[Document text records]
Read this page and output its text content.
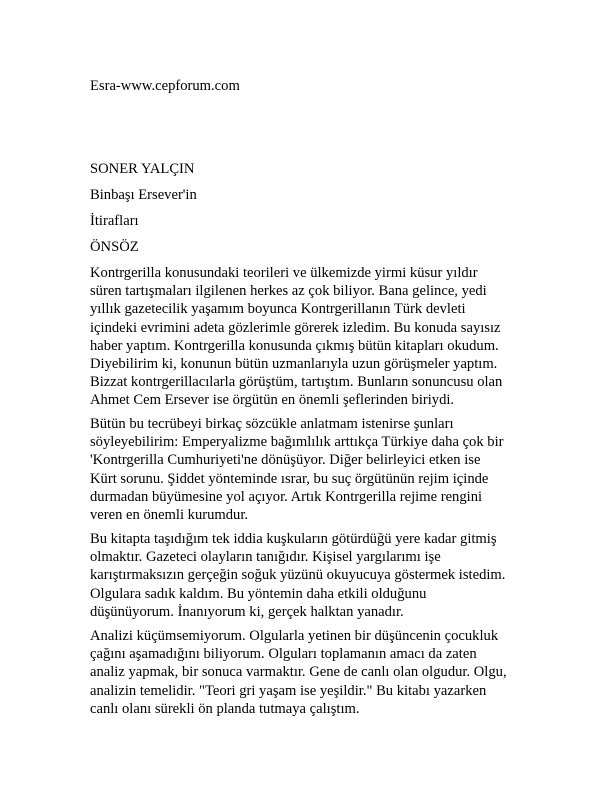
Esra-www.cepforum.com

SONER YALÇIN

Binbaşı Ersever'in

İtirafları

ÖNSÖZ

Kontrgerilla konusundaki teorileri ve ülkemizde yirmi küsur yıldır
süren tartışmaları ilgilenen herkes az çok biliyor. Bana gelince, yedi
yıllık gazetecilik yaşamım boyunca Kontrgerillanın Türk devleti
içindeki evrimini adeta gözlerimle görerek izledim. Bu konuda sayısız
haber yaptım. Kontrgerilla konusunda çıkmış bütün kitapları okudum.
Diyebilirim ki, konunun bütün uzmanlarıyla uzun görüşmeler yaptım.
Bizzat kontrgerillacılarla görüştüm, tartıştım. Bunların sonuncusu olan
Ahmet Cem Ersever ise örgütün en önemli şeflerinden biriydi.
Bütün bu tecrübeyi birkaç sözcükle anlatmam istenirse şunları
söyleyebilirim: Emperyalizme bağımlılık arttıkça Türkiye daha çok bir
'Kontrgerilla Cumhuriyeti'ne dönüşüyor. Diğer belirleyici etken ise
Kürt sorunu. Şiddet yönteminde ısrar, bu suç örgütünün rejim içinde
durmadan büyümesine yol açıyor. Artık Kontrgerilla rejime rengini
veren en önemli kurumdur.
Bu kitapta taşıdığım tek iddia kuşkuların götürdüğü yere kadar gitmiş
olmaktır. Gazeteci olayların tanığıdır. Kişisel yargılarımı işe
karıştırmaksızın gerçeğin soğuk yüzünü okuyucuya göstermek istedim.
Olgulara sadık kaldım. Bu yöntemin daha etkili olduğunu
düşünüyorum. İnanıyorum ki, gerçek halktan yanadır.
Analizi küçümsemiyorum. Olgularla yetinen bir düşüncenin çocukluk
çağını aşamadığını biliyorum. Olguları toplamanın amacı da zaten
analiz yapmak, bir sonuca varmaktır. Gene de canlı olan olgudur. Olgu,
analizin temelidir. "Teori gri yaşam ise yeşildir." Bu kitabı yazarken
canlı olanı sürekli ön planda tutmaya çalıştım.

■ **About this task**: Your task is to copy each line of the data above that holds "yaptım".

■ **Result for this task**:
haber yaptım. Kontrgerilla konusunda çıkmış bütün kitapları okudum.
Diyebilirim ki, konunun bütün uzmanlarıyla uzun görüşmeler yaptım.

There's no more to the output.